> [Task directions]: Extract the full set of records, then give each one again exactly.

> [Materials provided]:
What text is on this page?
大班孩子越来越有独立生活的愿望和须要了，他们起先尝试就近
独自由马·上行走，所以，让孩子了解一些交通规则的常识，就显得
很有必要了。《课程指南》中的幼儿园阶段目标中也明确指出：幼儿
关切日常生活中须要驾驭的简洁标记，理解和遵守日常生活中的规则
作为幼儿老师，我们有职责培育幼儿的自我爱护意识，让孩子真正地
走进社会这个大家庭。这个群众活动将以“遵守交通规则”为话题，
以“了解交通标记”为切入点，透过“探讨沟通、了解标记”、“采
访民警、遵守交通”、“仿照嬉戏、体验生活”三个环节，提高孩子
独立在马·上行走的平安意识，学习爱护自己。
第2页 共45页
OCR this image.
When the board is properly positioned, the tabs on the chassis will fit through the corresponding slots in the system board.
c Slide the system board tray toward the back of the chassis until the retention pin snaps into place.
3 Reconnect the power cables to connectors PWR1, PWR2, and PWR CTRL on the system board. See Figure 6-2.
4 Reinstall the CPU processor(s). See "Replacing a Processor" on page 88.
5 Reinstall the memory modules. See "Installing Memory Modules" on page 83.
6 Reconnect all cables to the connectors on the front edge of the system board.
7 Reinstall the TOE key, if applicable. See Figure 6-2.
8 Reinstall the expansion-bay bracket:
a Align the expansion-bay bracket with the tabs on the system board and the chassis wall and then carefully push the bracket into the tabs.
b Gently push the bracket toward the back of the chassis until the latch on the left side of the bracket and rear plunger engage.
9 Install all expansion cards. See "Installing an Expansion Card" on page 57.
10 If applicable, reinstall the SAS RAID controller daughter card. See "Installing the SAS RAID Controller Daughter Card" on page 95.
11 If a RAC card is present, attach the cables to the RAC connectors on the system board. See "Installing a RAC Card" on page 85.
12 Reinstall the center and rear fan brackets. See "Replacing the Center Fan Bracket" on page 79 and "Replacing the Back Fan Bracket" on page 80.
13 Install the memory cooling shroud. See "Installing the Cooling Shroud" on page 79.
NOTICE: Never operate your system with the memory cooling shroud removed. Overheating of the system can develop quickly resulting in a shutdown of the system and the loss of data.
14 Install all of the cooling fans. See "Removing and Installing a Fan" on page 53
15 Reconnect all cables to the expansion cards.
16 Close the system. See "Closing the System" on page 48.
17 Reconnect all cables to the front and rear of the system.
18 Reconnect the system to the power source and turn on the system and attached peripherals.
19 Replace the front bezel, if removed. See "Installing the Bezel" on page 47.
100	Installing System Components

> [Solution to the problem]:
What text is on this page?
大班孩子越来越有独立生活的愿望和须要了，他们起先尝试就近
独自由马·上行走，所以，让孩子了解一些交通规则的常识，就显得
很有必要了。《课程指南》中的幼儿园阶段目标中也明确指出：幼儿
关切日常生活中须要驾驭的简洁标记，理解和遵守日常生活中的规则
作为幼儿老师，我们有职责培育幼儿的自我爱护意识，让孩子真正地
走进社会这个大家庭。这个群众活动将以“遵守交通规则”为话题，
以“了解交通标记”为切入点，透过“探讨沟通、了解标记”、“采
访民警、遵守交通”、“仿照嬉戏、体验生活”三个环节，提高孩子
独立在马·上行走的平安意识，学习爱护自己。
第2页 共45页
OCR this image.
When the board is properly positioned, the tabs on the chassis will fit through the corresponding slots in the system board.
c Slide the system board tray toward the back of the chassis until the retention pin snaps into place.
3 Reconnect the power cables to connectors PWR1, PWR2, and PWR CTRL on the system board. See Figure 6-2.
4 Reinstall the CPU processor(s). See "Replacing a Processor" on page 88.
5 Reinstall the memory modules. See "Installing Memory Modules" on page 83.
6 Reconnect all cables to the connectors on the front edge of the system board.
7 Reinstall the TOE key, if applicable. See Figure 6-2.
8 Reinstall the expansion-bay bracket:
a Align the expansion-bay bracket with the tabs on the system board and the chassis wall and then carefully push the bracket into the tabs.
b Gently push the bracket toward the back of the chassis until the latch on the left side of the bracket and rear plunger engage.
9 Install all expansion cards. See "Installing an Expansion Card" on page 57.
10 If applicable, reinstall the SAS RAID controller daughter card. See "Installing the SAS RAID Controller Daughter Card" on page 95.
11 If a RAC card is present, attach the cables to the RAC connectors on the system board. See "Installing a RAC Card" on page 85.
12 Reinstall the center and rear fan brackets. See "Replacing the Center Fan Bracket" on page 79 and "Replacing the Back Fan Bracket" on page 80.
13 Install the memory cooling shroud. See "Installing the Cooling Shroud" on page 79.
NOTICE: Never operate your system with the memory cooling shroud removed. Overheating of the system can develop quickly resulting in a shutdown of the system and the loss of data.
14 Install all of the cooling fans. See "Removing and Installing a Fan" on page 53
15 Reconnect all cables to the expansion cards.
16 Close the system. See "Closing the System" on page 48.
17 Reconnect all cables to the front and rear of the system.
18 Reconnect the system to the power source and turn on the system and attached peripherals.
19 Replace the front bezel, if removed. See "Installing the Bezel" on page 47.
100	Installing System Components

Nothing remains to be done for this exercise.